■ SHORT TASK
Count every line that holds the string "มชนท", and report the number alone.

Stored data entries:
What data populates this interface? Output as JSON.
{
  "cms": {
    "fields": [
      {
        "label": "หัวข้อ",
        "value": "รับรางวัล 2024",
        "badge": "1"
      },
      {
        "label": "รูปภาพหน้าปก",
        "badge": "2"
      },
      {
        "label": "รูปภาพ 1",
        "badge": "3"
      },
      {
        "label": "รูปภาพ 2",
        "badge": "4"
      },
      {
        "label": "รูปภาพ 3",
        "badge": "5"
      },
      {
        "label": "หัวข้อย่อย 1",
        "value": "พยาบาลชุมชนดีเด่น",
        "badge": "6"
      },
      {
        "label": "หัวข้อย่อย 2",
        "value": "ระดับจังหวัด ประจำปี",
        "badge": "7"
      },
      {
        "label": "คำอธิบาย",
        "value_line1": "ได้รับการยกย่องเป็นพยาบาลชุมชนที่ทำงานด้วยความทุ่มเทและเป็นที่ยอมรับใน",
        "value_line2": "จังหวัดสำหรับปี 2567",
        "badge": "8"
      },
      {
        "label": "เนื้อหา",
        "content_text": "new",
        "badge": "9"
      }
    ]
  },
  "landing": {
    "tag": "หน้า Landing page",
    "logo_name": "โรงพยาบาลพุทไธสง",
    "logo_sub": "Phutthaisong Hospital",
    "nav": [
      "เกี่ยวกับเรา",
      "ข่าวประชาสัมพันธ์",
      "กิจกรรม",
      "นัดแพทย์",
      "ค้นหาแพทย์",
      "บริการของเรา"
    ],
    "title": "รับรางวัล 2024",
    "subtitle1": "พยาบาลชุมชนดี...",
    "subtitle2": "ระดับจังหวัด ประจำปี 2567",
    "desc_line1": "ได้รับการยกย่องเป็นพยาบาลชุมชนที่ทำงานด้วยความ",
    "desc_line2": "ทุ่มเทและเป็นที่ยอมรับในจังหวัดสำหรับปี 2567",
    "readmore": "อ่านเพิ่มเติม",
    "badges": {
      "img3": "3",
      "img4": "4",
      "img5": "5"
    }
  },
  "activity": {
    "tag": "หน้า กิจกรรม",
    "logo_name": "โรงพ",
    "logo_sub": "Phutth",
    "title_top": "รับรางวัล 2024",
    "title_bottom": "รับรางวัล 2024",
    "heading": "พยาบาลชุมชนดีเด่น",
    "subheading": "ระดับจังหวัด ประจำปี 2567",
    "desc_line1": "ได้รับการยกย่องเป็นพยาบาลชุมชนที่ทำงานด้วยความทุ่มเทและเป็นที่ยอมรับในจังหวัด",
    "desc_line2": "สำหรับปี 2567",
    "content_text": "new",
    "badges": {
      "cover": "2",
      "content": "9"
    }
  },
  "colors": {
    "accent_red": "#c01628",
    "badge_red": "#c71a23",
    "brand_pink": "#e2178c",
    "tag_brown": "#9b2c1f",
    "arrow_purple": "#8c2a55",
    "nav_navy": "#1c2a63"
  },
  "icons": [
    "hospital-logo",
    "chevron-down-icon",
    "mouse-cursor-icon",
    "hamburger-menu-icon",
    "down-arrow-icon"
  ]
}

■ SOLUTION FOR THIS EXERCISE
3